§ **Required work**
Output the data below in full, character for character.

[Extracted information start]

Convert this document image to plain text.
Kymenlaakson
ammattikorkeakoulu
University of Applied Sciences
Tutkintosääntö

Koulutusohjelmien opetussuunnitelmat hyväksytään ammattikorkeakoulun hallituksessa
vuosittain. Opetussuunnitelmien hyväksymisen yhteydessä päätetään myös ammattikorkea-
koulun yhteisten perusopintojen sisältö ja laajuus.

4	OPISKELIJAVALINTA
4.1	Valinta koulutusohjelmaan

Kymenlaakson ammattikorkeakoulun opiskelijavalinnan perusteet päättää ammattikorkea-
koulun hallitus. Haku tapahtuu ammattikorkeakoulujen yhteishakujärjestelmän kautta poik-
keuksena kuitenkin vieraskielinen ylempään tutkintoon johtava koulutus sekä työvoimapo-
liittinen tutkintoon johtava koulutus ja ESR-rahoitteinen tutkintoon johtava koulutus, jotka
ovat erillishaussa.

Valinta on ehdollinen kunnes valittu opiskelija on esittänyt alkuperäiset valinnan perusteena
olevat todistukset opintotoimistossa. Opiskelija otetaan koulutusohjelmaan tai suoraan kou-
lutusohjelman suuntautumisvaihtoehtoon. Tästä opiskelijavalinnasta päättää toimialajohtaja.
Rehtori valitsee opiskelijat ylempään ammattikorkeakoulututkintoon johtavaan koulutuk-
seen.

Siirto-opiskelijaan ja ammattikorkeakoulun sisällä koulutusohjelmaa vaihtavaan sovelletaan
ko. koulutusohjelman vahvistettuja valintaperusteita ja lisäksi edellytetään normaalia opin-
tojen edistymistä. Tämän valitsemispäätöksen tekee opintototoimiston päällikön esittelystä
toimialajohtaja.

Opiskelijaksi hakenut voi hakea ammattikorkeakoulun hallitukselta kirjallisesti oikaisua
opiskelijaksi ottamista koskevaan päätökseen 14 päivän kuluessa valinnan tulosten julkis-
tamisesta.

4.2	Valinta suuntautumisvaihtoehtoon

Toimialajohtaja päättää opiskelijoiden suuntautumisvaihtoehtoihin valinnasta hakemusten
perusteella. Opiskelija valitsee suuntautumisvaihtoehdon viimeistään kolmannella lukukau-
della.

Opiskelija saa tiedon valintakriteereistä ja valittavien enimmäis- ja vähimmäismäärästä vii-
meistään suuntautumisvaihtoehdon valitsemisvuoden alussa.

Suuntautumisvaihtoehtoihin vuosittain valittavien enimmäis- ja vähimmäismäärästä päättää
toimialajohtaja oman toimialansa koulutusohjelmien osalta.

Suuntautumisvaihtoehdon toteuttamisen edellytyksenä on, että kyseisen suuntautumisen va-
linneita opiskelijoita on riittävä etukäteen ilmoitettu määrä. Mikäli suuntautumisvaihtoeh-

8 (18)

[Extracted information end]

§ **Task solution**
Convert this document image to plain text.
Kymenlaakson
ammattikorkeakoulu
University of Applied Sciences
Tutkintosääntö

Koulutusohjelmien opetussuunnitelmat hyväksytään ammattikorkeakoulun hallituksessa
vuosittain. Opetussuunnitelmien hyväksymisen yhteydessä päätetään myös ammattikorkea-
koulun yhteisten perusopintojen sisältö ja laajuus.

4	OPISKELIJAVALINTA
4.1	Valinta koulutusohjelmaan

Kymenlaakson ammattikorkeakoulun opiskelijavalinnan perusteet päättää ammattikorkea-
koulun hallitus. Haku tapahtuu ammattikorkeakoulujen yhteishakujärjestelmän kautta poik-
keuksena kuitenkin vieraskielinen ylempään tutkintoon johtava koulutus sekä työvoimapo-
liittinen tutkintoon johtava koulutus ja ESR-rahoitteinen tutkintoon johtava koulutus, jotka
ovat erillishaussa.

Valinta on ehdollinen kunnes valittu opiskelija on esittänyt alkuperäiset valinnan perusteena
olevat todistukset opintotoimistossa. Opiskelija otetaan koulutusohjelmaan tai suoraan kou-
lutusohjelman suuntautumisvaihtoehtoon. Tästä opiskelijavalinnasta päättää toimialajohtaja.
Rehtori valitsee opiskelijat ylempään ammattikorkeakoulututkintoon johtavaan koulutuk-
seen.

Siirto-opiskelijaan ja ammattikorkeakoulun sisällä koulutusohjelmaa vaihtavaan sovelletaan
ko. koulutusohjelman vahvistettuja valintaperusteita ja lisäksi edellytetään normaalia opin-
tojen edistymistä. Tämän valitsemispäätöksen tekee opintototoimiston päällikön esittelystä
toimialajohtaja.

Opiskelijaksi hakenut voi hakea ammattikorkeakoulun hallitukselta kirjallisesti oikaisua
opiskelijaksi ottamista koskevaan päätökseen 14 päivän kuluessa valinnan tulosten julkis-
tamisesta.

4.2	Valinta suuntautumisvaihtoehtoon

Toimialajohtaja päättää opiskelijoiden suuntautumisvaihtoehtoihin valinnasta hakemusten
perusteella. Opiskelija valitsee suuntautumisvaihtoehdon viimeistään kolmannella lukukau-
della.

Opiskelija saa tiedon valintakriteereistä ja valittavien enimmäis- ja vähimmäismäärästä vii-
meistään suuntautumisvaihtoehdon valitsemisvuoden alussa.

Suuntautumisvaihtoehtoihin vuosittain valittavien enimmäis- ja vähimmäismäärästä päättää
toimialajohtaja oman toimialansa koulutusohjelmien osalta.

Suuntautumisvaihtoehdon toteuttamisen edellytyksenä on, että kyseisen suuntautumisen va-
linneita opiskelijoita on riittävä etukäteen ilmoitettu määrä. Mikäli suuntautumisvaihtoeh-

8 (18)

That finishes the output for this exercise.